→ Brief:
Your answer must consist of one number: how many lines in the records contain "memoria".
Start of Data for this exercise
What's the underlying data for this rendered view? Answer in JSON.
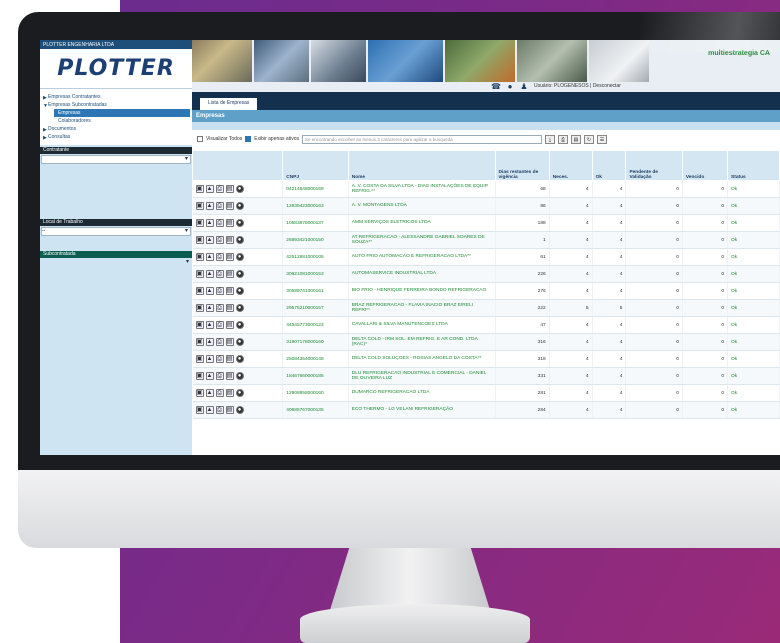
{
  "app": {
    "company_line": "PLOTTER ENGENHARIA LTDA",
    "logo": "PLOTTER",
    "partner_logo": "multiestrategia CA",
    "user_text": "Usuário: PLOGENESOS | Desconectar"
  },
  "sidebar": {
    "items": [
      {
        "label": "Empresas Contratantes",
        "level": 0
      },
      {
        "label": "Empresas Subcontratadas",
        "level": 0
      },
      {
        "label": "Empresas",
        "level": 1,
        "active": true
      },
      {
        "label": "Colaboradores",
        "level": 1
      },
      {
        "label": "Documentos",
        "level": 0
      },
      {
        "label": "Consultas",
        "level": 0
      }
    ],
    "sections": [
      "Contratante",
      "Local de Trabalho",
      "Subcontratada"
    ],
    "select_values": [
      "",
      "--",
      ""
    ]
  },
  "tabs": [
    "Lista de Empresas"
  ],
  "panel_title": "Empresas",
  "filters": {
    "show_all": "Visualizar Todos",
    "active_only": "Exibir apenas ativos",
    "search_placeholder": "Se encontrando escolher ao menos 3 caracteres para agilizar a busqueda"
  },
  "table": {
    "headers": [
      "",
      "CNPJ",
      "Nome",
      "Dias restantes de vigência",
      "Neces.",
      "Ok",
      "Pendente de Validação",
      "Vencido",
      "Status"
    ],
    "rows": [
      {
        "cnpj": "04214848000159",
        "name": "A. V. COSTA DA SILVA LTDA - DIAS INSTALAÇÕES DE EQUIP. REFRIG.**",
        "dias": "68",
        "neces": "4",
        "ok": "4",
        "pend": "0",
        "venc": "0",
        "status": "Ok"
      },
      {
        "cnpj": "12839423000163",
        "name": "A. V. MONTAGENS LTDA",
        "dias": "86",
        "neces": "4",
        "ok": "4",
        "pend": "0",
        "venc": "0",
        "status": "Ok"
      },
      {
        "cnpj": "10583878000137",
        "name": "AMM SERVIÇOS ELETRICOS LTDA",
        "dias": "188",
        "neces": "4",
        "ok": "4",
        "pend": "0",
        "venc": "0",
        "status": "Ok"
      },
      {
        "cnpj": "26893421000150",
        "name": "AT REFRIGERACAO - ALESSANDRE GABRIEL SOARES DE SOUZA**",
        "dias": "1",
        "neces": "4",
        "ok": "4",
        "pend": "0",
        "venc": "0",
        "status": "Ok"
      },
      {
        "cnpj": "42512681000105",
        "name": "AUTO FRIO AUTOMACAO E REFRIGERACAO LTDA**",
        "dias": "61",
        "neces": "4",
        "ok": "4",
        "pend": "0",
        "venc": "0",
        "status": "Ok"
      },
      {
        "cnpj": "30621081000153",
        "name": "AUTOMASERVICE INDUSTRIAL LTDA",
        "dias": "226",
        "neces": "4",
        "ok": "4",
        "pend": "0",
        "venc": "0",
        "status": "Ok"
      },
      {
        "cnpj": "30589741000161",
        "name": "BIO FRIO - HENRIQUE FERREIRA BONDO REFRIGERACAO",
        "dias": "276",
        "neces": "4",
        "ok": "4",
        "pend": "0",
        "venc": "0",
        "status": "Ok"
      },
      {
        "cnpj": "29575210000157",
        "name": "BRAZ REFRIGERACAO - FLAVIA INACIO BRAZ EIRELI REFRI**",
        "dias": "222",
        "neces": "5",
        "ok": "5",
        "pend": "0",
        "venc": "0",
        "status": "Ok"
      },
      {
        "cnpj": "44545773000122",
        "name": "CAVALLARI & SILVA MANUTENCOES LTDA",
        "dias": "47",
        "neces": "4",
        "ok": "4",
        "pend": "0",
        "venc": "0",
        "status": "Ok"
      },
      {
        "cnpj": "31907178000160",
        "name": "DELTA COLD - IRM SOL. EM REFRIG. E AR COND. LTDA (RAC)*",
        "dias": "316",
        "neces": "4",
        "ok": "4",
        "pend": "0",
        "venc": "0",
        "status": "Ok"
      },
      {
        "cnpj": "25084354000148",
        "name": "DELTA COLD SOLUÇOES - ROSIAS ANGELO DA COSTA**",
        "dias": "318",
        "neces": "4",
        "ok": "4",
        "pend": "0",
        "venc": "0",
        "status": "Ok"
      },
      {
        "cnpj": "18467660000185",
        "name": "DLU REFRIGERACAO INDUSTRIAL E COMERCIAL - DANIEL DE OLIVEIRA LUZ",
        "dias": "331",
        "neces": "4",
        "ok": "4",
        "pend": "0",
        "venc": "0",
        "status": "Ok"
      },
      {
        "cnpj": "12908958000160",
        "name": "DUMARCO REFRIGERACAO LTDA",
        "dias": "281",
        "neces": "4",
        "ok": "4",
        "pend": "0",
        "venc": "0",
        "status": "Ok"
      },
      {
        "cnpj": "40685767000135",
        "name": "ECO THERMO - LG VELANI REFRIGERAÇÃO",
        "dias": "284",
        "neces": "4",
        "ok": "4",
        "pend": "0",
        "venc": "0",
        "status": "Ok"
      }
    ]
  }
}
End of Data for this exercise
Start of Data for this exercise
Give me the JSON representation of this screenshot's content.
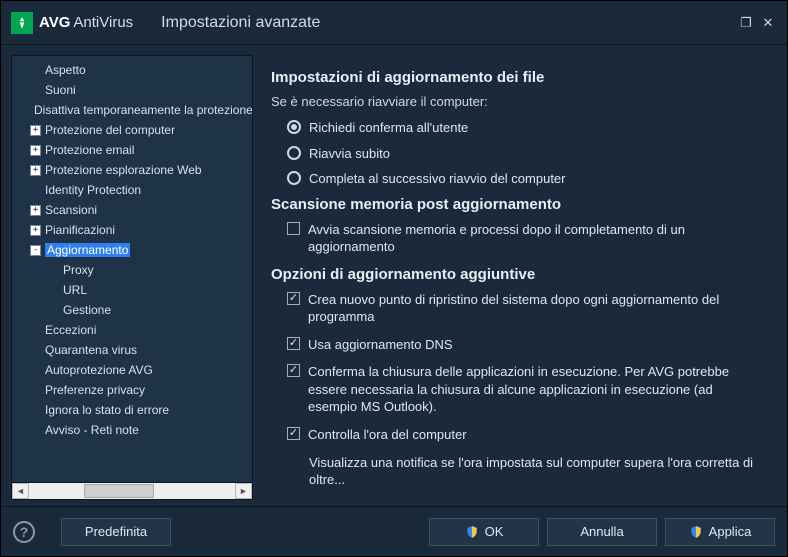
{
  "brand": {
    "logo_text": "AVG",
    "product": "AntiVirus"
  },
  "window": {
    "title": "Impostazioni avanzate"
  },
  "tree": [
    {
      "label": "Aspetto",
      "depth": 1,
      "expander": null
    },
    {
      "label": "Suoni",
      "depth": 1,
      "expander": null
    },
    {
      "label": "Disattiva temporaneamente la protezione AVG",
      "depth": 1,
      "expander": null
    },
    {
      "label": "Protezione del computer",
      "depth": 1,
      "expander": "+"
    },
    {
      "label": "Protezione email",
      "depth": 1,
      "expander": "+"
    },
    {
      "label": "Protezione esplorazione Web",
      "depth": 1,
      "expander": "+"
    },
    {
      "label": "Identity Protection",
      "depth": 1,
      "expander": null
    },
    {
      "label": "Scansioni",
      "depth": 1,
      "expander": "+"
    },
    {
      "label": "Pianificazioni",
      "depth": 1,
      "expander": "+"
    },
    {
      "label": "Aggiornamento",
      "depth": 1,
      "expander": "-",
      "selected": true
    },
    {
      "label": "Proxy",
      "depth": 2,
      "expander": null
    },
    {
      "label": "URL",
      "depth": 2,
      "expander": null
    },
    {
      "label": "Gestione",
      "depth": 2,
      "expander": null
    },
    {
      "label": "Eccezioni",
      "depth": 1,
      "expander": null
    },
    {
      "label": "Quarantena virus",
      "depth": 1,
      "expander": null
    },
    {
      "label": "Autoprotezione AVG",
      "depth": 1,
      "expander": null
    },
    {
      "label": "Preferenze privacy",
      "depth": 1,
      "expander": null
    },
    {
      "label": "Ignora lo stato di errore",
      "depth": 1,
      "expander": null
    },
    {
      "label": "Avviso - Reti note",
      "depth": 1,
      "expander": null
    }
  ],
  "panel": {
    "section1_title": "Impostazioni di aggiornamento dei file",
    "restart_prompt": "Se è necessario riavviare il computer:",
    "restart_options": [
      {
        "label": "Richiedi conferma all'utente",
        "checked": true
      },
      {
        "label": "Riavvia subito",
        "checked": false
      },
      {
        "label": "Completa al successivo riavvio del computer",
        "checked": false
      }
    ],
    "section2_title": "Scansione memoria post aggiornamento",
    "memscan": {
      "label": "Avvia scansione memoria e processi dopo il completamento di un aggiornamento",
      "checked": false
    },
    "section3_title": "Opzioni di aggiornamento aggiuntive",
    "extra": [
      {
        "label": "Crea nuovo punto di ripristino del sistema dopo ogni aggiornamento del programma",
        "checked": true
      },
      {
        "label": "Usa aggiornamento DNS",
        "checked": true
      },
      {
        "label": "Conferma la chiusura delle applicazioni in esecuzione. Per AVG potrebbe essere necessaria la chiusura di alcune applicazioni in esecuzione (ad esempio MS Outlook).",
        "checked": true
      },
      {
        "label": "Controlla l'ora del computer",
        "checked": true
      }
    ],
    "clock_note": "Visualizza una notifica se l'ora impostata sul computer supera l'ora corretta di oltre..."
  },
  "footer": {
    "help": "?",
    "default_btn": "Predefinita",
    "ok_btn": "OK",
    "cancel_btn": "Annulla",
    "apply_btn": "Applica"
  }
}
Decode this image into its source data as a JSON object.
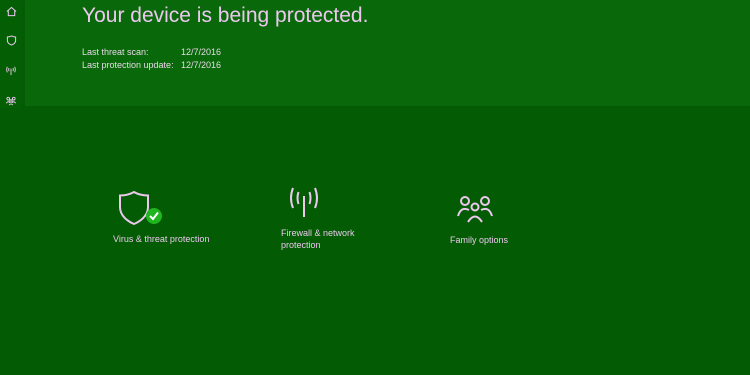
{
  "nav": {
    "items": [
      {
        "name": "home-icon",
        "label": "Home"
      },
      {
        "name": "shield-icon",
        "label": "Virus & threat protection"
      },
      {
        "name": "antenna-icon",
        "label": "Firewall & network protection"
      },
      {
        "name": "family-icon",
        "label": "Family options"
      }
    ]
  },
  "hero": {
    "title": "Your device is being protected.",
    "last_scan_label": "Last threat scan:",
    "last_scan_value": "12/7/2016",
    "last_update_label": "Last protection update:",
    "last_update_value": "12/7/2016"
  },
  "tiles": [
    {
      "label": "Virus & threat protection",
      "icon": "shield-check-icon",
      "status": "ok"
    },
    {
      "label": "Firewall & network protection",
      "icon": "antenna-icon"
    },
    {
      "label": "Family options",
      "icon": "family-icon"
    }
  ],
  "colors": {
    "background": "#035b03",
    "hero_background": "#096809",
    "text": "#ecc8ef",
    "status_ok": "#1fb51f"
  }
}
End of Data for this exercise
→ Response:
2